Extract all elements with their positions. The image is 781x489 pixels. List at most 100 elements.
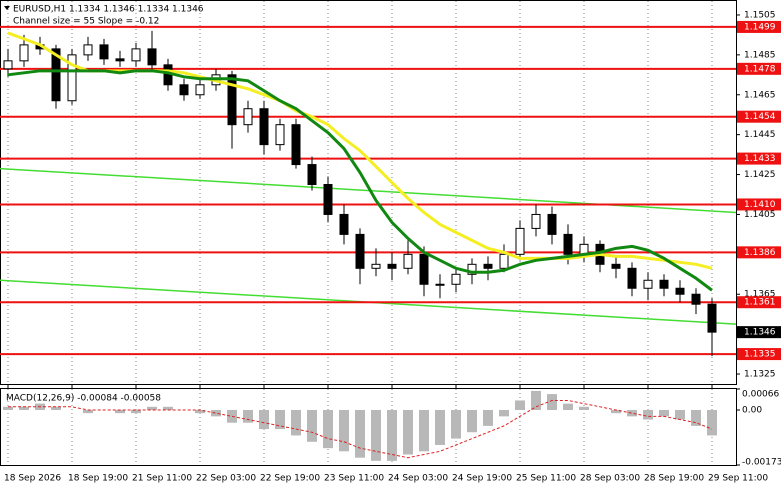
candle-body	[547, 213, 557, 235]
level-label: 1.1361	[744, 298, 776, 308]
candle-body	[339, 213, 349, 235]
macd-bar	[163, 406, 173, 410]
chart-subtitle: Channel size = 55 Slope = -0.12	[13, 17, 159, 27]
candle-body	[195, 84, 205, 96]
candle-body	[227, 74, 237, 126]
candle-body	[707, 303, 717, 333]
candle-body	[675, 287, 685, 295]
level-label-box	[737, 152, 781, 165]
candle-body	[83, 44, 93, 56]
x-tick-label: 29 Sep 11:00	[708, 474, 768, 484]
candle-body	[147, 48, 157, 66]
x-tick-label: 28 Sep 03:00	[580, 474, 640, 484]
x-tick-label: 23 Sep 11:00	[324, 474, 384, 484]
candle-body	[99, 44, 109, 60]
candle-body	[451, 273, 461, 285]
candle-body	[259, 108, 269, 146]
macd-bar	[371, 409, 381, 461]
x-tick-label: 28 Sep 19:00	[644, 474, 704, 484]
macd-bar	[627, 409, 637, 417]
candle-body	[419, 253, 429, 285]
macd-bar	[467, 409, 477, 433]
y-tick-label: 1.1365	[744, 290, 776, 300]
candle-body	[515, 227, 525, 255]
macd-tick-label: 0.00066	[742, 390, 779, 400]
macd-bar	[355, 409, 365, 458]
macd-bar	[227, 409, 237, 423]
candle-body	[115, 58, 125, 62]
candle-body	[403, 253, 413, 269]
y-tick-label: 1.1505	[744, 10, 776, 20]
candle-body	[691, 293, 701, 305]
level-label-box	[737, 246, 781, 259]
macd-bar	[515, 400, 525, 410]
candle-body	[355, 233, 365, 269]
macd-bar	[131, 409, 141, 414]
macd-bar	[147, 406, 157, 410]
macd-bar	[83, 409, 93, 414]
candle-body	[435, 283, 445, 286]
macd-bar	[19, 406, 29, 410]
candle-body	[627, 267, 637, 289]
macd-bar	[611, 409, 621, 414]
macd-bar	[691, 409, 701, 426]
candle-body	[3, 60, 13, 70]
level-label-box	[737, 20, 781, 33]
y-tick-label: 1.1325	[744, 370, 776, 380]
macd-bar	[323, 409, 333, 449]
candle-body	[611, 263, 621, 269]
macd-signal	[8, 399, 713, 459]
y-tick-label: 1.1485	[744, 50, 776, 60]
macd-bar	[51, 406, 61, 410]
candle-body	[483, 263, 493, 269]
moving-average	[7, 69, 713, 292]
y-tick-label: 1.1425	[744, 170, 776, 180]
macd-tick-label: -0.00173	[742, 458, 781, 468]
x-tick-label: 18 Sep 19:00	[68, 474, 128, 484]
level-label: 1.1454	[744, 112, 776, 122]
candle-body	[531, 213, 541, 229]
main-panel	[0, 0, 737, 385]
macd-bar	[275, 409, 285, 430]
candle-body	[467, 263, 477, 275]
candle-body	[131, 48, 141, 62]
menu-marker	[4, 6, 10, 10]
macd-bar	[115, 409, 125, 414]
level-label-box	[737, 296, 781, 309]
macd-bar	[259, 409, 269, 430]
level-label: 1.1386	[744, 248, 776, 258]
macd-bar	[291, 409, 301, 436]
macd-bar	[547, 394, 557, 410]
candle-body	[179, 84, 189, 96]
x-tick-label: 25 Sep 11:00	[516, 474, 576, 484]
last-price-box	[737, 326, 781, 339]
==============================
§ The exercise
Gather every line of the records that contains the string "level" and copy each one out. Case counts.

§ Output for this task
level-label: 1.1361	[744, 298, 776, 308]
level-label-box	[737, 152, 781, 165]
level-label-box	[737, 246, 781, 259]
level-label-box	[737, 20, 781, 33]
level-label: 1.1454	[744, 112, 776, 122]
level-label-box	[737, 296, 781, 309]
level-label: 1.1386	[744, 248, 776, 258]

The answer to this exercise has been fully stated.